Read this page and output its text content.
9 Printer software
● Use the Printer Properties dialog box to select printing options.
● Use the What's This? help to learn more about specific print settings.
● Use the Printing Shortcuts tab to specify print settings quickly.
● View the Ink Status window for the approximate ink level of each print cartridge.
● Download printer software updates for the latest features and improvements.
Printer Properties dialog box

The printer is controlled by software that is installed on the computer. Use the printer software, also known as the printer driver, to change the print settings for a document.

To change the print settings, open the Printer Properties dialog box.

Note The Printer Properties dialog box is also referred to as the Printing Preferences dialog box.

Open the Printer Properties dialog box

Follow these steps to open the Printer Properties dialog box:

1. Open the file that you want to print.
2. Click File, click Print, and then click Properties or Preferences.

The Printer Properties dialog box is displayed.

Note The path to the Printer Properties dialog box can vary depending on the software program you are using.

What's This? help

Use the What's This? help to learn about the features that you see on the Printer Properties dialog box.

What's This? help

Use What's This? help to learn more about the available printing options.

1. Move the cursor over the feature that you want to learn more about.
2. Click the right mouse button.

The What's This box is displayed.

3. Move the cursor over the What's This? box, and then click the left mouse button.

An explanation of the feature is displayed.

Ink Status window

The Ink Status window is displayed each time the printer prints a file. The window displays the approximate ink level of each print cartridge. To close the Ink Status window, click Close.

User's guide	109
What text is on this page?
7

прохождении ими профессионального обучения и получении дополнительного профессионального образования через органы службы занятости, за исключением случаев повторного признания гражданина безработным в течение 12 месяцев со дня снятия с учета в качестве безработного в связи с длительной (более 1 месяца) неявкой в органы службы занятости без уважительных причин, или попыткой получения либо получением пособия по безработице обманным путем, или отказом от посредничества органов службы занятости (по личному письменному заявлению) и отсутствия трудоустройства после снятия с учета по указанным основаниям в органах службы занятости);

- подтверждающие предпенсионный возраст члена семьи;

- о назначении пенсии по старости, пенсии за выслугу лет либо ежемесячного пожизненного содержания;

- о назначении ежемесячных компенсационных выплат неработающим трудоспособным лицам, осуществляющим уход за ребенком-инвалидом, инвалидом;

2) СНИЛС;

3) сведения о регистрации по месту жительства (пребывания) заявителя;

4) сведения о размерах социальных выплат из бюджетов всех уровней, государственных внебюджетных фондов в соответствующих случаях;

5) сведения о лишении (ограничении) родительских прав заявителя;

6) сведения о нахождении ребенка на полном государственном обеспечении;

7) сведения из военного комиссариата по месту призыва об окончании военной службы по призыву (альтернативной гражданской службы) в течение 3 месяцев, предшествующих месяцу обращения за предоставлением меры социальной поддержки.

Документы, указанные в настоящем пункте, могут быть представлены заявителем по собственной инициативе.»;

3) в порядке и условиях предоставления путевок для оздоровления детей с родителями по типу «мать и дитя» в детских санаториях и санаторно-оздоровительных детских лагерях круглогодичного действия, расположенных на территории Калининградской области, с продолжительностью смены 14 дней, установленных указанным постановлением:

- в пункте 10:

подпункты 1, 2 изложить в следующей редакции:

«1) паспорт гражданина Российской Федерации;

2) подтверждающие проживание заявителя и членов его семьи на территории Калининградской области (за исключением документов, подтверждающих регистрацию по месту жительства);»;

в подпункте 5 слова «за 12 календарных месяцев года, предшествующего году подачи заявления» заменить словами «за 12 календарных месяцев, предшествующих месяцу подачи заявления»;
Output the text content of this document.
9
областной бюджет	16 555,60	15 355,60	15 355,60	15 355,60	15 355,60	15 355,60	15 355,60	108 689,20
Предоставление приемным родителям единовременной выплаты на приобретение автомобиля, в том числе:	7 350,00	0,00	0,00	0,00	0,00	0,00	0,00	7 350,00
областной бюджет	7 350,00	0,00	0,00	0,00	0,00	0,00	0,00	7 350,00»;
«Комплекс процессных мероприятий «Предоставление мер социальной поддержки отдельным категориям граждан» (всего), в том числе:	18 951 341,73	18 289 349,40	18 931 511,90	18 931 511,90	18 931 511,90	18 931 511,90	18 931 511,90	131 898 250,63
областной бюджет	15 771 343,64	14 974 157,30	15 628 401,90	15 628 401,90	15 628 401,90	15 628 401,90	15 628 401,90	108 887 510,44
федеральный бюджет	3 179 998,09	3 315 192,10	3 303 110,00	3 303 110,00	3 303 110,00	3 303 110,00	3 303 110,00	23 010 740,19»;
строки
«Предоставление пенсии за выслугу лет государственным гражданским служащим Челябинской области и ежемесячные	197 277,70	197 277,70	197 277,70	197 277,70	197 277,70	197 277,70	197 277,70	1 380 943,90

────────────────────────────────────────

### WRITTEN TASK:
Write out each line of the data above again, exactly as given.

### FULL ANSWER:
Read this page and output its text content.
9 Printer software
● Use the Printer Properties dialog box to select printing options.
● Use the What's This? help to learn more about specific print settings.
● Use the Printing Shortcuts tab to specify print settings quickly.
● View the Ink Status window for the approximate ink level of each print cartridge.
● Download printer software updates for the latest features and improvements.
Printer Properties dialog box

The printer is controlled by software that is installed on the computer. Use the printer software, also known as the printer driver, to change the print settings for a document.

To change the print settings, open the Printer Properties dialog box.

Note The Printer Properties dialog box is also referred to as the Printing Preferences dialog box.

Open the Printer Properties dialog box

Follow these steps to open the Printer Properties dialog box:

1. Open the file that you want to print.
2. Click File, click Print, and then click Properties or Preferences.

The Printer Properties dialog box is displayed.

Note The path to the Printer Properties dialog box can vary depending on the software program you are using.

What's This? help

Use the What's This? help to learn about the features that you see on the Printer Properties dialog box.

What's This? help

Use What's This? help to learn more about the available printing options.

1. Move the cursor over the feature that you want to learn more about.
2. Click the right mouse button.

The What's This box is displayed.

3. Move the cursor over the What's This? box, and then click the left mouse button.

An explanation of the feature is displayed.

Ink Status window

The Ink Status window is displayed each time the printer prints a file. The window displays the approximate ink level of each print cartridge. To close the Ink Status window, click Close.

User's guide	109
What text is on this page?
7

прохождении ими профессионального обучения и получении дополнительного профессионального образования через органы службы занятости, за исключением случаев повторного признания гражданина безработным в течение 12 месяцев со дня снятия с учета в качестве безработного в связи с длительной (более 1 месяца) неявкой в органы службы занятости без уважительных причин, или попыткой получения либо получением пособия по безработице обманным путем, или отказом от посредничества органов службы занятости (по личному письменному заявлению) и отсутствия трудоустройства после снятия с учета по указанным основаниям в органах службы занятости);

- подтверждающие предпенсионный возраст члена семьи;

- о назначении пенсии по старости, пенсии за выслугу лет либо ежемесячного пожизненного содержания;

- о назначении ежемесячных компенсационных выплат неработающим трудоспособным лицам, осуществляющим уход за ребенком-инвалидом, инвалидом;

2) СНИЛС;

3) сведения о регистрации по месту жительства (пребывания) заявителя;

4) сведения о размерах социальных выплат из бюджетов всех уровней, государственных внебюджетных фондов в соответствующих случаях;

5) сведения о лишении (ограничении) родительских прав заявителя;

6) сведения о нахождении ребенка на полном государственном обеспечении;

7) сведения из военного комиссариата по месту призыва об окончании военной службы по призыву (альтернативной гражданской службы) в течение 3 месяцев, предшествующих месяцу обращения за предоставлением меры социальной поддержки.

Документы, указанные в настоящем пункте, могут быть представлены заявителем по собственной инициативе.»;

3) в порядке и условиях предоставления путевок для оздоровления детей с родителями по типу «мать и дитя» в детских санаториях и санаторно-оздоровительных детских лагерях круглогодичного действия, расположенных на территории Калининградской области, с продолжительностью смены 14 дней, установленных указанным постановлением:

- в пункте 10:

подпункты 1, 2 изложить в следующей редакции:

«1) паспорт гражданина Российской Федерации;

2) подтверждающие проживание заявителя и членов его семьи на территории Калининградской области (за исключением документов, подтверждающих регистрацию по месту жительства);»;

в подпункте 5 слова «за 12 календарных месяцев года, предшествующего году подачи заявления» заменить словами «за 12 календарных месяцев, предшествующих месяцу подачи заявления»;
Output the text content of this document.
9
областной бюджет	16 555,60	15 355,60	15 355,60	15 355,60	15 355,60	15 355,60	15 355,60	108 689,20
Предоставление приемным родителям единовременной выплаты на приобретение автомобиля, в том числе:	7 350,00	0,00	0,00	0,00	0,00	0,00	0,00	7 350,00
областной бюджет	7 350,00	0,00	0,00	0,00	0,00	0,00	0,00	7 350,00»;
«Комплекс процессных мероприятий «Предоставление мер социальной поддержки отдельным категориям граждан» (всего), в том числе:	18 951 341,73	18 289 349,40	18 931 511,90	18 931 511,90	18 931 511,90	18 931 511,90	18 931 511,90	131 898 250,63
областной бюджет	15 771 343,64	14 974 157,30	15 628 401,90	15 628 401,90	15 628 401,90	15 628 401,90	15 628 401,90	108 887 510,44
федеральный бюджет	3 179 998,09	3 315 192,10	3 303 110,00	3 303 110,00	3 303 110,00	3 303 110,00	3 303 110,00	23 010 740,19»;
строки
«Предоставление пенсии за выслугу лет государственным гражданским служащим Челябинской области и ежемесячные	197 277,70	197 277,70	197 277,70	197 277,70	197 277,70	197 277,70	197 277,70	1 380 943,90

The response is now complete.